>> begin DATASET EXTRACT

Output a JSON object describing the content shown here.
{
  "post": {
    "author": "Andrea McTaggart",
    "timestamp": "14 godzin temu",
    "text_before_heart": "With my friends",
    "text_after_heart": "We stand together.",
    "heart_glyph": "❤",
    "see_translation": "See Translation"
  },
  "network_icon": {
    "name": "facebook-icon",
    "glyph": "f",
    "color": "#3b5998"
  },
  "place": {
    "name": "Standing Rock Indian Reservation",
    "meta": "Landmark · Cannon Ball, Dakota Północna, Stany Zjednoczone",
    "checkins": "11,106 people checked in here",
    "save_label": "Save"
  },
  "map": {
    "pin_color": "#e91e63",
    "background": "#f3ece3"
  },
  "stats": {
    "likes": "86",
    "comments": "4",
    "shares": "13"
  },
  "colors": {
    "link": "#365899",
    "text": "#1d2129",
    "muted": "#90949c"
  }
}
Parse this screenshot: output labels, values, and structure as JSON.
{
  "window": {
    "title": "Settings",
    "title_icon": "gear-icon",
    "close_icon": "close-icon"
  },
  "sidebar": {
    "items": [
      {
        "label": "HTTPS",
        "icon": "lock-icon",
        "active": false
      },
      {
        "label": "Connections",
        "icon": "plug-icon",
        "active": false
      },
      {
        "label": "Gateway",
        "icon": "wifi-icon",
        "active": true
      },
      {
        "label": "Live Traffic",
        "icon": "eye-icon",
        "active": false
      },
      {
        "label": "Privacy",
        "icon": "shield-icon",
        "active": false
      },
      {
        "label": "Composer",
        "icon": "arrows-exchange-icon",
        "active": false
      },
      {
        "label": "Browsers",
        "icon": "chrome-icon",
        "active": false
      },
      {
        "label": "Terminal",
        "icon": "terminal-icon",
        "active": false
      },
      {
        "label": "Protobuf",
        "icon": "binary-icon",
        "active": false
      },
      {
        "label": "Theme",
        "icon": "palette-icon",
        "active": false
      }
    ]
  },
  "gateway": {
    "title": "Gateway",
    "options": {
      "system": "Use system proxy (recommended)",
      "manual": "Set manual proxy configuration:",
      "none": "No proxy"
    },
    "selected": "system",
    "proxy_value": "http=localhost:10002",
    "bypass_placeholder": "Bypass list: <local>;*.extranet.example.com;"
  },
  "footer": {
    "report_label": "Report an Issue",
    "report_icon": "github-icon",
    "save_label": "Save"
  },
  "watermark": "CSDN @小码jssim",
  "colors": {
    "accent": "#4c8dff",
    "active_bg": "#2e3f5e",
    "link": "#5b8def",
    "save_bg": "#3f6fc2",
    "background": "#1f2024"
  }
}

>> end DATASET EXTRACT

→ EXERCISE TASK
Print the material once more, exactly.

→ WRITTEN SOLUTION
Output a JSON object describing the content shown here.
{
  "post": {
    "author": "Andrea McTaggart",
    "timestamp": "14 godzin temu",
    "text_before_heart": "With my friends",
    "text_after_heart": "We stand together.",
    "heart_glyph": "❤",
    "see_translation": "See Translation"
  },
  "network_icon": {
    "name": "facebook-icon",
    "glyph": "f",
    "color": "#3b5998"
  },
  "place": {
    "name": "Standing Rock Indian Reservation",
    "meta": "Landmark · Cannon Ball, Dakota Północna, Stany Zjednoczone",
    "checkins": "11,106 people checked in here",
    "save_label": "Save"
  },
  "map": {
    "pin_color": "#e91e63",
    "background": "#f3ece3"
  },
  "stats": {
    "likes": "86",
    "comments": "4",
    "shares": "13"
  },
  "colors": {
    "link": "#365899",
    "text": "#1d2129",
    "muted": "#90949c"
  }
}
Parse this screenshot: output labels, values, and structure as JSON.
{
  "window": {
    "title": "Settings",
    "title_icon": "gear-icon",
    "close_icon": "close-icon"
  },
  "sidebar": {
    "items": [
      {
        "label": "HTTPS",
        "icon": "lock-icon",
        "active": false
      },
      {
        "label": "Connections",
        "icon": "plug-icon",
        "active": false
      },
      {
        "label": "Gateway",
        "icon": "wifi-icon",
        "active": true
      },
      {
        "label": "Live Traffic",
        "icon": "eye-icon",
        "active": false
      },
      {
        "label": "Privacy",
        "icon": "shield-icon",
        "active": false
      },
      {
        "label": "Composer",
        "icon": "arrows-exchange-icon",
        "active": false
      },
      {
        "label": "Browsers",
        "icon": "chrome-icon",
        "active": false
      },
      {
        "label": "Terminal",
        "icon": "terminal-icon",
        "active": false
      },
      {
        "label": "Protobuf",
        "icon": "binary-icon",
        "active": false
      },
      {
        "label": "Theme",
        "icon": "palette-icon",
        "active": false
      }
    ]
  },
  "gateway": {
    "title": "Gateway",
    "options": {
      "system": "Use system proxy (recommended)",
      "manual": "Set manual proxy configuration:",
      "none": "No proxy"
    },
    "selected": "system",
    "proxy_value": "http=localhost:10002",
    "bypass_placeholder": "Bypass list: <local>;*.extranet.example.com;"
  },
  "footer": {
    "report_label": "Report an Issue",
    "report_icon": "github-icon",
    "save_label": "Save"
  },
  "watermark": "CSDN @小码jssim",
  "colors": {
    "accent": "#4c8dff",
    "active_bg": "#2e3f5e",
    "link": "#5b8def",
    "save_bg": "#3f6fc2",
    "background": "#1f2024"
  }
}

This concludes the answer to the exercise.